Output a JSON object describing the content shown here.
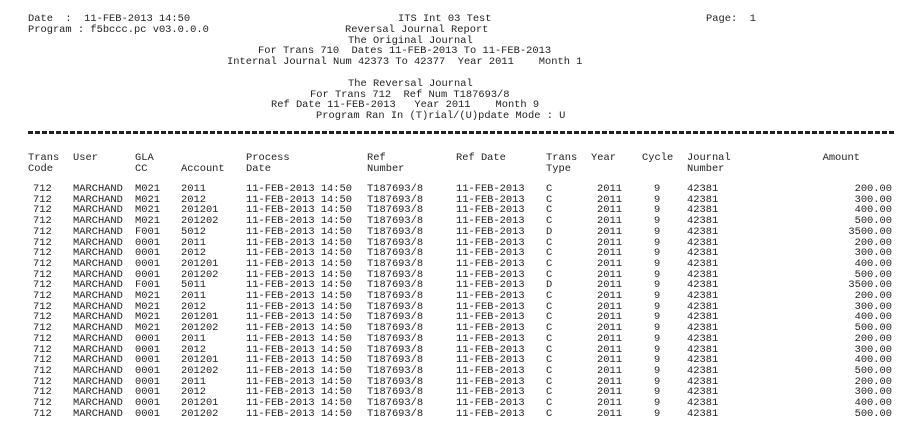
{
  "header": {
    "date": "Date  :  11-FEB-2013 14:50",
    "program": "Program : f5bccc.pc v03.0.0.0",
    "system": "ITS Int 03 Test",
    "page": "Page:  1",
    "title": "Reversal Journal Report",
    "original_heading": "The Original Journal",
    "original_trans": "For Trans 710  Dates 11-FEB-2013 To 11-FEB-2013",
    "original_internal": "Internal Journal Num 42373 To 42377  Year 2011    Month 1",
    "reversal_heading": "The Reversal Journal",
    "reversal_trans": "For Trans 712  Ref Num T187693/8",
    "reversal_refdate": "Ref Date 11-FEB-2013   Year 2011    Month 9",
    "mode": "Program Ran In (T)rial/(U)pdate Mode : U"
  },
  "columns": [
    {
      "l1": "Trans",
      "l2": "Code"
    },
    {
      "l1": "User",
      "l2": ""
    },
    {
      "l1": "GLA",
      "l2": "CC"
    },
    {
      "l1": "",
      "l2": "Account"
    },
    {
      "l1": "Process",
      "l2": "Date"
    },
    {
      "l1": "Ref",
      "l2": "Number"
    },
    {
      "l1": "Ref Date",
      "l2": ""
    },
    {
      "l1": "Trans",
      "l2": "Type"
    },
    {
      "l1": "Year",
      "l2": ""
    },
    {
      "l1": "Cycle",
      "l2": ""
    },
    {
      "l1": "Journal",
      "l2": "Number"
    },
    {
      "l1": "Amount",
      "l2": ""
    }
  ],
  "rows": [
    [
      "712",
      "MARCHAND",
      "M021",
      "2011",
      "11-FEB-2013 14:50",
      "T187693/8",
      "11-FEB-2013",
      "C",
      "2011",
      "9",
      "42381",
      "200.00"
    ],
    [
      "712",
      "MARCHAND",
      "M021",
      "2012",
      "11-FEB-2013 14:50",
      "T187693/8",
      "11-FEB-2013",
      "C",
      "2011",
      "9",
      "42381",
      "300.00"
    ],
    [
      "712",
      "MARCHAND",
      "M021",
      "201201",
      "11-FEB-2013 14:50",
      "T187693/8",
      "11-FEB-2013",
      "C",
      "2011",
      "9",
      "42381",
      "400.00"
    ],
    [
      "712",
      "MARCHAND",
      "M021",
      "201202",
      "11-FEB-2013 14:50",
      "T187693/8",
      "11-FEB-2013",
      "C",
      "2011",
      "9",
      "42381",
      "500.00"
    ],
    [
      "712",
      "MARCHAND",
      "F001",
      "5012",
      "11-FEB-2013 14:50",
      "T187693/8",
      "11-FEB-2013",
      "D",
      "2011",
      "9",
      "42381",
      "3500.00"
    ],
    [
      "712",
      "MARCHAND",
      "0001",
      "2011",
      "11-FEB-2013 14:50",
      "T187693/8",
      "11-FEB-2013",
      "C",
      "2011",
      "9",
      "42381",
      "200.00"
    ],
    [
      "712",
      "MARCHAND",
      "0001",
      "2012",
      "11-FEB-2013 14:50",
      "T187693/8",
      "11-FEB-2013",
      "C",
      "2011",
      "9",
      "42381",
      "300.00"
    ],
    [
      "712",
      "MARCHAND",
      "0001",
      "201201",
      "11-FEB-2013 14:50",
      "T187693/8",
      "11-FEB-2013",
      "C",
      "2011",
      "9",
      "42381",
      "400.00"
    ],
    [
      "712",
      "MARCHAND",
      "0001",
      "201202",
      "11-FEB-2013 14:50",
      "T187693/8",
      "11-FEB-2013",
      "C",
      "2011",
      "9",
      "42381",
      "500.00"
    ],
    [
      "712",
      "MARCHAND",
      "F001",
      "5011",
      "11-FEB-2013 14:50",
      "T187693/8",
      "11-FEB-2013",
      "D",
      "2011",
      "9",
      "42381",
      "3500.00"
    ],
    [
      "712",
      "MARCHAND",
      "M021",
      "2011",
      "11-FEB-2013 14:50",
      "T187693/8",
      "11-FEB-2013",
      "C",
      "2011",
      "9",
      "42381",
      "200.00"
    ],
    [
      "712",
      "MARCHAND",
      "M021",
      "2012",
      "11-FEB-2013 14:50",
      "T187693/8",
      "11-FEB-2013",
      "C",
      "2011",
      "9",
      "42381",
      "300.00"
    ],
    [
      "712",
      "MARCHAND",
      "M021",
      "201201",
      "11-FEB-2013 14:50",
      "T187693/8",
      "11-FEB-2013",
      "C",
      "2011",
      "9",
      "42381",
      "400.00"
    ],
    [
      "712",
      "MARCHAND",
      "M021",
      "201202",
      "11-FEB-2013 14:50",
      "T187693/8",
      "11-FEB-2013",
      "C",
      "2011",
      "9",
      "42381",
      "500.00"
    ],
    [
      "712",
      "MARCHAND",
      "0001",
      "2011",
      "11-FEB-2013 14:50",
      "T187693/8",
      "11-FEB-2013",
      "C",
      "2011",
      "9",
      "42381",
      "200.00"
    ],
    [
      "712",
      "MARCHAND",
      "0001",
      "2012",
      "11-FEB-2013 14:50",
      "T187693/8",
      "11-FEB-2013",
      "C",
      "2011",
      "9",
      "42381",
      "300.00"
    ],
    [
      "712",
      "MARCHAND",
      "0001",
      "201201",
      "11-FEB-2013 14:50",
      "T187693/8",
      "11-FEB-2013",
      "C",
      "2011",
      "9",
      "42381",
      "400.00"
    ],
    [
      "712",
      "MARCHAND",
      "0001",
      "201202",
      "11-FEB-2013 14:50",
      "T187693/8",
      "11-FEB-2013",
      "C",
      "2011",
      "9",
      "42381",
      "500.00"
    ],
    [
      "712",
      "MARCHAND",
      "0001",
      "2011",
      "11-FEB-2013 14:50",
      "T187693/8",
      "11-FEB-2013",
      "C",
      "2011",
      "9",
      "42381",
      "200.00"
    ],
    [
      "712",
      "MARCHAND",
      "0001",
      "2012",
      "11-FEB-2013 14:50",
      "T187693/8",
      "11-FEB-2013",
      "C",
      "2011",
      "9",
      "42381",
      "300.00"
    ],
    [
      "712",
      "MARCHAND",
      "0001",
      "201201",
      "11-FEB-2013 14:50",
      "T187693/8",
      "11-FEB-2013",
      "C",
      "2011",
      "9",
      "42381",
      "400.00"
    ],
    [
      "712",
      "MARCHAND",
      "0001",
      "201202",
      "11-FEB-2013 14:50",
      "T187693/8",
      "11-FEB-2013",
      "C",
      "2011",
      "9",
      "42381",
      "500.00"
    ]
  ]
}
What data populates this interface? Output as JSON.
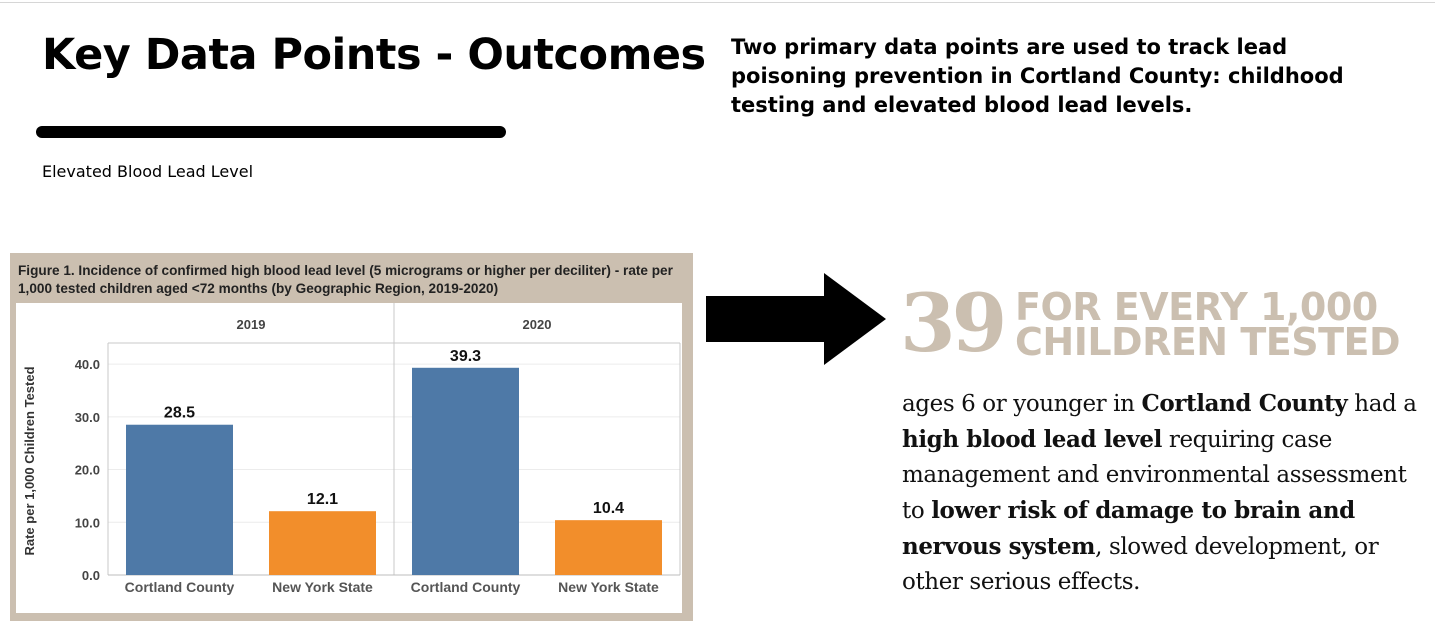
{
  "header": {
    "title": "Key Data Points - Outcomes",
    "section_label": "Elevated Blood Lead Level",
    "intro": "Two primary data points are used to track lead poisoning prevention in Cortland County: childhood testing and elevated blood lead levels."
  },
  "highlight": {
    "number": "39",
    "caption_line1": "FOR EVERY 1,000",
    "caption_line2": "CHILDREN TESTED",
    "color": "#cbbfb0"
  },
  "description": {
    "p1": "ages 6 or younger in ",
    "b1": "Cortland County",
    "p2": " had a ",
    "b2": "high blood lead level",
    "p3": " requiring case management and environmental assessment to ",
    "b3": "lower risk of damage to brain and nervous system",
    "p4": ", slowed development, or other serious effects."
  },
  "figure": {
    "caption": "Figure 1. Incidence of confirmed high blood lead level (5 micrograms or higher per deciliter) - rate per 1,000 tested children aged <72 months (by Geographic Region, 2019-2020)"
  },
  "chart_data": {
    "type": "bar",
    "panels": [
      "2019",
      "2020"
    ],
    "categories": [
      "Cortland County",
      "New York State"
    ],
    "series": [
      {
        "panel": "2019",
        "values": [
          28.5,
          12.1
        ]
      },
      {
        "panel": "2020",
        "values": [
          39.3,
          10.4
        ]
      }
    ],
    "value_labels": [
      "28.5",
      "12.1",
      "39.3",
      "10.4"
    ],
    "category_colors": [
      "#4e79a7",
      "#f28e2b"
    ],
    "ylabel": "Rate per 1,000 Children Tested",
    "yticks": [
      "0.0",
      "10.0",
      "20.0",
      "30.0",
      "40.0"
    ],
    "ylim": [
      0,
      44
    ],
    "grid": true
  }
}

WHAT TO WORK ON: Nothing but the lines from the line containing "What data populates" through the last line of the material may be output, and they must be copied exactly, without pictures.

CORRECT ANSWER:
What data populates this interface? Output as JSON.
{
  "header": {
    "title": "Key Data Points - Outcomes",
    "section_label": "Elevated Blood Lead Level",
    "intro": "Two primary data points are used to track lead poisoning prevention in Cortland County: childhood testing and elevated blood lead levels."
  },
  "highlight": {
    "number": "39",
    "caption_line1": "FOR EVERY 1,000",
    "caption_line2": "CHILDREN TESTED",
    "color": "#cbbfb0"
  },
  "description": {
    "p1": "ages 6 or younger in ",
    "b1": "Cortland County",
    "p2": " had a ",
    "b2": "high blood lead level",
    "p3": " requiring case management and environmental assessment to ",
    "b3": "lower risk of damage to brain and nervous system",
    "p4": ", slowed development, or other serious effects."
  },
  "figure": {
    "caption": "Figure 1. Incidence of confirmed high blood lead level (5 micrograms or higher per deciliter) - rate per 1,000 tested children aged <72 months (by Geographic Region, 2019-2020)"
  },
  "chart_data": {
    "type": "bar",
    "panels": [
      "2019",
      "2020"
    ],
    "categories": [
      "Cortland County",
      "New York State"
    ],
    "series": [
      {
        "panel": "2019",
        "values": [
          28.5,
          12.1
        ]
      },
      {
        "panel": "2020",
        "values": [
          39.3,
          10.4
        ]
      }
    ],
    "value_labels": [
      "28.5",
      "12.1",
      "39.3",
      "10.4"
    ],
    "category_colors": [
      "#4e79a7",
      "#f28e2b"
    ],
    "ylabel": "Rate per 1,000 Children Tested",
    "yticks": [
      "0.0",
      "10.0",
      "20.0",
      "30.0",
      "40.0"
    ],
    "ylim": [
      0,
      44
    ],
    "grid": true
  }
}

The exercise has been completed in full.